[START EXERCISE MATERIAL]
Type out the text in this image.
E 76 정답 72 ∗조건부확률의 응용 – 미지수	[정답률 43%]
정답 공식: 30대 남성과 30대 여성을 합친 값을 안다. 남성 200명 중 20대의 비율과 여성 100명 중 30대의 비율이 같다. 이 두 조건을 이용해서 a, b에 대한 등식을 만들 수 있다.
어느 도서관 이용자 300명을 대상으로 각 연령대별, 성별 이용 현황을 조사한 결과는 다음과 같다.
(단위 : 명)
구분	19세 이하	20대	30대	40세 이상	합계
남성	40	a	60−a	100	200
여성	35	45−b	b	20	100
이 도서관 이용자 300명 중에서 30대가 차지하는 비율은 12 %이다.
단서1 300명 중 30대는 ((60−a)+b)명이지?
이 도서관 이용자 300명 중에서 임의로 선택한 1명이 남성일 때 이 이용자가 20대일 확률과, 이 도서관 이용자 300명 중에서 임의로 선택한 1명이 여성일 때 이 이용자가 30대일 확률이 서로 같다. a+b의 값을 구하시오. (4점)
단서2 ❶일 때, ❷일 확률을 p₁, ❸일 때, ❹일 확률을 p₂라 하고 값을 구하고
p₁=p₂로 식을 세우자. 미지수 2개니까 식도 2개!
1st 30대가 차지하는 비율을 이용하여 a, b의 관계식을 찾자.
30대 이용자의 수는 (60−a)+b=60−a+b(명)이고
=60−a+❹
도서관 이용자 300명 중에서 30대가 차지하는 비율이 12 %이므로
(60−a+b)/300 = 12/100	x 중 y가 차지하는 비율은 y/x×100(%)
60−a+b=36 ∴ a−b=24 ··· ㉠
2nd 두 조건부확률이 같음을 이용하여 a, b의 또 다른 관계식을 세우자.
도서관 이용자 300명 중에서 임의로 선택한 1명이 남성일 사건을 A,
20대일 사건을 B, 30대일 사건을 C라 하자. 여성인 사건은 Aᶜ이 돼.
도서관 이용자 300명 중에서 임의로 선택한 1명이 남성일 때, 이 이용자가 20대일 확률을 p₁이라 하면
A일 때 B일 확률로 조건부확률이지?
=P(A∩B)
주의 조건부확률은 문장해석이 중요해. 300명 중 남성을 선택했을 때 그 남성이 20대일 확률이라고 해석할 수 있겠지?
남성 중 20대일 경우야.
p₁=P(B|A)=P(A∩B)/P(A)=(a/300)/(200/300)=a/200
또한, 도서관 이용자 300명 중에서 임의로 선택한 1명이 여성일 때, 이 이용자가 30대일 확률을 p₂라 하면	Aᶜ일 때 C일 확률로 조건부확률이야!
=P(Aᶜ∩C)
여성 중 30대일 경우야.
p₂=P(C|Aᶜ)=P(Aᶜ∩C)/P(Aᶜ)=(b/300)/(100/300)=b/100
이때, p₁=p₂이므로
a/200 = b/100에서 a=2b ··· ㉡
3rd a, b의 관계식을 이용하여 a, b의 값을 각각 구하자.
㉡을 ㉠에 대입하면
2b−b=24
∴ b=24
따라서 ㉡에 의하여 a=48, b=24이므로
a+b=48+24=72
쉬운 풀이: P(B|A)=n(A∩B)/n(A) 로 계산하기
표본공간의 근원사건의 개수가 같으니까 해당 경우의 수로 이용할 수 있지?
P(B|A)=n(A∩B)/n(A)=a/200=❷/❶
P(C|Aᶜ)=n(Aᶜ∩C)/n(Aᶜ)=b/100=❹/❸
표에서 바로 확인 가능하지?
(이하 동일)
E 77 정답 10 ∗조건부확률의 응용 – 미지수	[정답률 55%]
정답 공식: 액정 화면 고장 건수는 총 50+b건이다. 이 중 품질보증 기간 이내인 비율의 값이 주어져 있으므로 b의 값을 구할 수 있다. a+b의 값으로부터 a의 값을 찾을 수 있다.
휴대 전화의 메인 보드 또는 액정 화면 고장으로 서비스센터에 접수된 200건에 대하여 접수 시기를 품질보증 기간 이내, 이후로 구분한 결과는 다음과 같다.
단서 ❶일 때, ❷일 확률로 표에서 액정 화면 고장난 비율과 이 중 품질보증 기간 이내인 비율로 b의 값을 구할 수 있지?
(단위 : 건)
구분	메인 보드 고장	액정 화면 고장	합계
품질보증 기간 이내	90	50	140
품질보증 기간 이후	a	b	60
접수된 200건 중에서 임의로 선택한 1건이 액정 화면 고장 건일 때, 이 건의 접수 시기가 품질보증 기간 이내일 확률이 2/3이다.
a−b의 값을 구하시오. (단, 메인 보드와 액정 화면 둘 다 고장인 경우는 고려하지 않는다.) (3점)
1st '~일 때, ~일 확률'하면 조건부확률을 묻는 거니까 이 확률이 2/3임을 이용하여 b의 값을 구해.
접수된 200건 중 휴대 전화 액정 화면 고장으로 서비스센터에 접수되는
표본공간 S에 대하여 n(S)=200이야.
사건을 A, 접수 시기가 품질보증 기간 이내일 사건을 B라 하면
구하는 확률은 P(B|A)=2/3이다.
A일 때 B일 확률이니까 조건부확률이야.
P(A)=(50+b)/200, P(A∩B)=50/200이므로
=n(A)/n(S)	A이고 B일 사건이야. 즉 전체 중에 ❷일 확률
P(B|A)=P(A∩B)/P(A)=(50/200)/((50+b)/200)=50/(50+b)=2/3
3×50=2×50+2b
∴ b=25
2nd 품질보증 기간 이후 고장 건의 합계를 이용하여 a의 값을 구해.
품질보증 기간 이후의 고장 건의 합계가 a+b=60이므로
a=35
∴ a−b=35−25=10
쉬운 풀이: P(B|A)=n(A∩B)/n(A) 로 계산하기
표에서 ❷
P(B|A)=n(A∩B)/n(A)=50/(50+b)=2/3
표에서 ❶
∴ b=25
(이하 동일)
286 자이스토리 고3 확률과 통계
[END EXERCISE MATERIAL]
» GOAL
Return every entry exactly as given.

» EXERCISE OUTPUT
Type out the text in this image.
E 76 정답 72 ∗조건부확률의 응용 – 미지수	[정답률 43%]
정답 공식: 30대 남성과 30대 여성을 합친 값을 안다. 남성 200명 중 20대의 비율과 여성 100명 중 30대의 비율이 같다. 이 두 조건을 이용해서 a, b에 대한 등식을 만들 수 있다.
어느 도서관 이용자 300명을 대상으로 각 연령대별, 성별 이용 현황을 조사한 결과는 다음과 같다.
(단위 : 명)
구분	19세 이하	20대	30대	40세 이상	합계
남성	40	a	60−a	100	200
여성	35	45−b	b	20	100
이 도서관 이용자 300명 중에서 30대가 차지하는 비율은 12 %이다.
단서1 300명 중 30대는 ((60−a)+b)명이지?
이 도서관 이용자 300명 중에서 임의로 선택한 1명이 남성일 때 이 이용자가 20대일 확률과, 이 도서관 이용자 300명 중에서 임의로 선택한 1명이 여성일 때 이 이용자가 30대일 확률이 서로 같다. a+b의 값을 구하시오. (4점)
단서2 ❶일 때, ❷일 확률을 p₁, ❸일 때, ❹일 확률을 p₂라 하고 값을 구하고
p₁=p₂로 식을 세우자. 미지수 2개니까 식도 2개!
1st 30대가 차지하는 비율을 이용하여 a, b의 관계식을 찾자.
30대 이용자의 수는 (60−a)+b=60−a+b(명)이고
=60−a+❹
도서관 이용자 300명 중에서 30대가 차지하는 비율이 12 %이므로
(60−a+b)/300 = 12/100	x 중 y가 차지하는 비율은 y/x×100(%)
60−a+b=36 ∴ a−b=24 ··· ㉠
2nd 두 조건부확률이 같음을 이용하여 a, b의 또 다른 관계식을 세우자.
도서관 이용자 300명 중에서 임의로 선택한 1명이 남성일 사건을 A,
20대일 사건을 B, 30대일 사건을 C라 하자. 여성인 사건은 Aᶜ이 돼.
도서관 이용자 300명 중에서 임의로 선택한 1명이 남성일 때, 이 이용자가 20대일 확률을 p₁이라 하면
A일 때 B일 확률로 조건부확률이지?
=P(A∩B)
주의 조건부확률은 문장해석이 중요해. 300명 중 남성을 선택했을 때 그 남성이 20대일 확률이라고 해석할 수 있겠지?
남성 중 20대일 경우야.
p₁=P(B|A)=P(A∩B)/P(A)=(a/300)/(200/300)=a/200
또한, 도서관 이용자 300명 중에서 임의로 선택한 1명이 여성일 때, 이 이용자가 30대일 확률을 p₂라 하면	Aᶜ일 때 C일 확률로 조건부확률이야!
=P(Aᶜ∩C)
여성 중 30대일 경우야.
p₂=P(C|Aᶜ)=P(Aᶜ∩C)/P(Aᶜ)=(b/300)/(100/300)=b/100
이때, p₁=p₂이므로
a/200 = b/100에서 a=2b ··· ㉡
3rd a, b의 관계식을 이용하여 a, b의 값을 각각 구하자.
㉡을 ㉠에 대입하면
2b−b=24
∴ b=24
따라서 ㉡에 의하여 a=48, b=24이므로
a+b=48+24=72
쉬운 풀이: P(B|A)=n(A∩B)/n(A) 로 계산하기
표본공간의 근원사건의 개수가 같으니까 해당 경우의 수로 이용할 수 있지?
P(B|A)=n(A∩B)/n(A)=a/200=❷/❶
P(C|Aᶜ)=n(Aᶜ∩C)/n(Aᶜ)=b/100=❹/❸
표에서 바로 확인 가능하지?
(이하 동일)
E 77 정답 10 ∗조건부확률의 응용 – 미지수	[정답률 55%]
정답 공식: 액정 화면 고장 건수는 총 50+b건이다. 이 중 품질보증 기간 이내인 비율의 값이 주어져 있으므로 b의 값을 구할 수 있다. a+b의 값으로부터 a의 값을 찾을 수 있다.
휴대 전화의 메인 보드 또는 액정 화면 고장으로 서비스센터에 접수된 200건에 대하여 접수 시기를 품질보증 기간 이내, 이후로 구분한 결과는 다음과 같다.
단서 ❶일 때, ❷일 확률로 표에서 액정 화면 고장난 비율과 이 중 품질보증 기간 이내인 비율로 b의 값을 구할 수 있지?
(단위 : 건)
구분	메인 보드 고장	액정 화면 고장	합계
품질보증 기간 이내	90	50	140
품질보증 기간 이후	a	b	60
접수된 200건 중에서 임의로 선택한 1건이 액정 화면 고장 건일 때, 이 건의 접수 시기가 품질보증 기간 이내일 확률이 2/3이다.
a−b의 값을 구하시오. (단, 메인 보드와 액정 화면 둘 다 고장인 경우는 고려하지 않는다.) (3점)
1st '~일 때, ~일 확률'하면 조건부확률을 묻는 거니까 이 확률이 2/3임을 이용하여 b의 값을 구해.
접수된 200건 중 휴대 전화 액정 화면 고장으로 서비스센터에 접수되는
표본공간 S에 대하여 n(S)=200이야.
사건을 A, 접수 시기가 품질보증 기간 이내일 사건을 B라 하면
구하는 확률은 P(B|A)=2/3이다.
A일 때 B일 확률이니까 조건부확률이야.
P(A)=(50+b)/200, P(A∩B)=50/200이므로
=n(A)/n(S)	A이고 B일 사건이야. 즉 전체 중에 ❷일 확률
P(B|A)=P(A∩B)/P(A)=(50/200)/((50+b)/200)=50/(50+b)=2/3
3×50=2×50+2b
∴ b=25
2nd 품질보증 기간 이후 고장 건의 합계를 이용하여 a의 값을 구해.
품질보증 기간 이후의 고장 건의 합계가 a+b=60이므로
a=35
∴ a−b=35−25=10
쉬운 풀이: P(B|A)=n(A∩B)/n(A) 로 계산하기
표에서 ❷
P(B|A)=n(A∩B)/n(A)=50/(50+b)=2/3
표에서 ❶
∴ b=25
(이하 동일)
286 자이스토리 고3 확률과 통계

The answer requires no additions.